> [Directive]:
Every record here needs to be written out again exactly.

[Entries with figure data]
'''

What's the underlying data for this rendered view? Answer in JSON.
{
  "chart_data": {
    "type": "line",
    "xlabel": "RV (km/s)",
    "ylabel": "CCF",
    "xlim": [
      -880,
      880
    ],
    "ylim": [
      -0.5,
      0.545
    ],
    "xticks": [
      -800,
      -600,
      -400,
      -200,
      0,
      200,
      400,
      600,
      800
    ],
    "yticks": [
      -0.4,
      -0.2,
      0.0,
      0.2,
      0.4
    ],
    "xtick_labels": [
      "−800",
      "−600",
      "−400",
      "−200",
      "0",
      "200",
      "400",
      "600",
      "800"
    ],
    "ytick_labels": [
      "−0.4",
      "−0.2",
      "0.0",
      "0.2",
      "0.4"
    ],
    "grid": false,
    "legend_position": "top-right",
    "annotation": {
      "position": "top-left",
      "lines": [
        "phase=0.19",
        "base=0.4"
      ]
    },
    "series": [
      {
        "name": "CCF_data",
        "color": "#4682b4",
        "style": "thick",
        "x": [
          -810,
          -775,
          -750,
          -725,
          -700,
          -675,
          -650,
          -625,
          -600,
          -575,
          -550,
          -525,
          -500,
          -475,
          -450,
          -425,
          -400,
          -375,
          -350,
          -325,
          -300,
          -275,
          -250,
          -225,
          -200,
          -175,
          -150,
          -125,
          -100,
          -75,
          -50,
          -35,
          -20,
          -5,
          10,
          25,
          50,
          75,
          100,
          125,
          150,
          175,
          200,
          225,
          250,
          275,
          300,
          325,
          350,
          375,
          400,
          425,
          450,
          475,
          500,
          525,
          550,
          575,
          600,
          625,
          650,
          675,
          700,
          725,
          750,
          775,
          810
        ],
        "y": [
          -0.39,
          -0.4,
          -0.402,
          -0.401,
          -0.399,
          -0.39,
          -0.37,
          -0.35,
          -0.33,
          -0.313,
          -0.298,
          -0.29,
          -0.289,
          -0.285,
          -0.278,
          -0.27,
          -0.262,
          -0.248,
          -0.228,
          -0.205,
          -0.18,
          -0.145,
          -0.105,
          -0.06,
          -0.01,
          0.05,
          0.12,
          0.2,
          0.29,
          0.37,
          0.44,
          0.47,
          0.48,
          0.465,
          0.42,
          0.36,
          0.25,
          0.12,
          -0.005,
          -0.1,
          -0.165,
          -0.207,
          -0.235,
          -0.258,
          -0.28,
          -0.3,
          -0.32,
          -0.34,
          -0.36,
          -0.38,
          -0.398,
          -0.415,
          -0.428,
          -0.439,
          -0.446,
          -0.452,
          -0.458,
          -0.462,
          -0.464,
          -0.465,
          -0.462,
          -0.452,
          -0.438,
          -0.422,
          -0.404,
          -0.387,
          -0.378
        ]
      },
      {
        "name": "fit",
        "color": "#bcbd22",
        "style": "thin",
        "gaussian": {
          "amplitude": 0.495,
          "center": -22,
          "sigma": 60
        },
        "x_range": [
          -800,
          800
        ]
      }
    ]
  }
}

'''

> [Result]:
What's the underlying data for this rendered view? Answer in JSON.
{
  "chart_data": {
    "type": "line",
    "xlabel": "RV (km/s)",
    "ylabel": "CCF",
    "xlim": [
      -880,
      880
    ],
    "ylim": [
      -0.5,
      0.545
    ],
    "xticks": [
      -800,
      -600,
      -400,
      -200,
      0,
      200,
      400,
      600,
      800
    ],
    "yticks": [
      -0.4,
      -0.2,
      0.0,
      0.2,
      0.4
    ],
    "xtick_labels": [
      "−800",
      "−600",
      "−400",
      "−200",
      "0",
      "200",
      "400",
      "600",
      "800"
    ],
    "ytick_labels": [
      "−0.4",
      "−0.2",
      "0.0",
      "0.2",
      "0.4"
    ],
    "grid": false,
    "legend_position": "top-right",
    "annotation": {
      "position": "top-left",
      "lines": [
        "phase=0.19",
        "base=0.4"
      ]
    },
    "series": [
      {
        "name": "CCF_data",
        "color": "#4682b4",
        "style": "thick",
        "x": [
          -810,
          -775,
          -750,
          -725,
          -700,
          -675,
          -650,
          -625,
          -600,
          -575,
          -550,
          -525,
          -500,
          -475,
          -450,
          -425,
          -400,
          -375,
          -350,
          -325,
          -300,
          -275,
          -250,
          -225,
          -200,
          -175,
          -150,
          -125,
          -100,
          -75,
          -50,
          -35,
          -20,
          -5,
          10,
          25,
          50,
          75,
          100,
          125,
          150,
          175,
          200,
          225,
          250,
          275,
          300,
          325,
          350,
          375,
          400,
          425,
          450,
          475,
          500,
          525,
          550,
          575,
          600,
          625,
          650,
          675,
          700,
          725,
          750,
          775,
          810
        ],
        "y": [
          -0.39,
          -0.4,
          -0.402,
          -0.401,
          -0.399,
          -0.39,
          -0.37,
          -0.35,
          -0.33,
          -0.313,
          -0.298,
          -0.29,
          -0.289,
          -0.285,
          -0.278,
          -0.27,
          -0.262,
          -0.248,
          -0.228,
          -0.205,
          -0.18,
          -0.145,
          -0.105,
          -0.06,
          -0.01,
          0.05,
          0.12,
          0.2,
          0.29,
          0.37,
          0.44,
          0.47,
          0.48,
          0.465,
          0.42,
          0.36,
          0.25,
          0.12,
          -0.005,
          -0.1,
          -0.165,
          -0.207,
          -0.235,
          -0.258,
          -0.28,
          -0.3,
          -0.32,
          -0.34,
          -0.36,
          -0.38,
          -0.398,
          -0.415,
          -0.428,
          -0.439,
          -0.446,
          -0.452,
          -0.458,
          -0.462,
          -0.464,
          -0.465,
          -0.462,
          -0.452,
          -0.438,
          -0.422,
          -0.404,
          -0.387,
          -0.378
        ]
      },
      {
        "name": "fit",
        "color": "#bcbd22",
        "style": "thin",
        "gaussian": {
          "amplitude": 0.495,
          "center": -22,
          "sigma": 60
        },
        "x_range": [
          -800,
          800
        ]
      }
    ]
  }
}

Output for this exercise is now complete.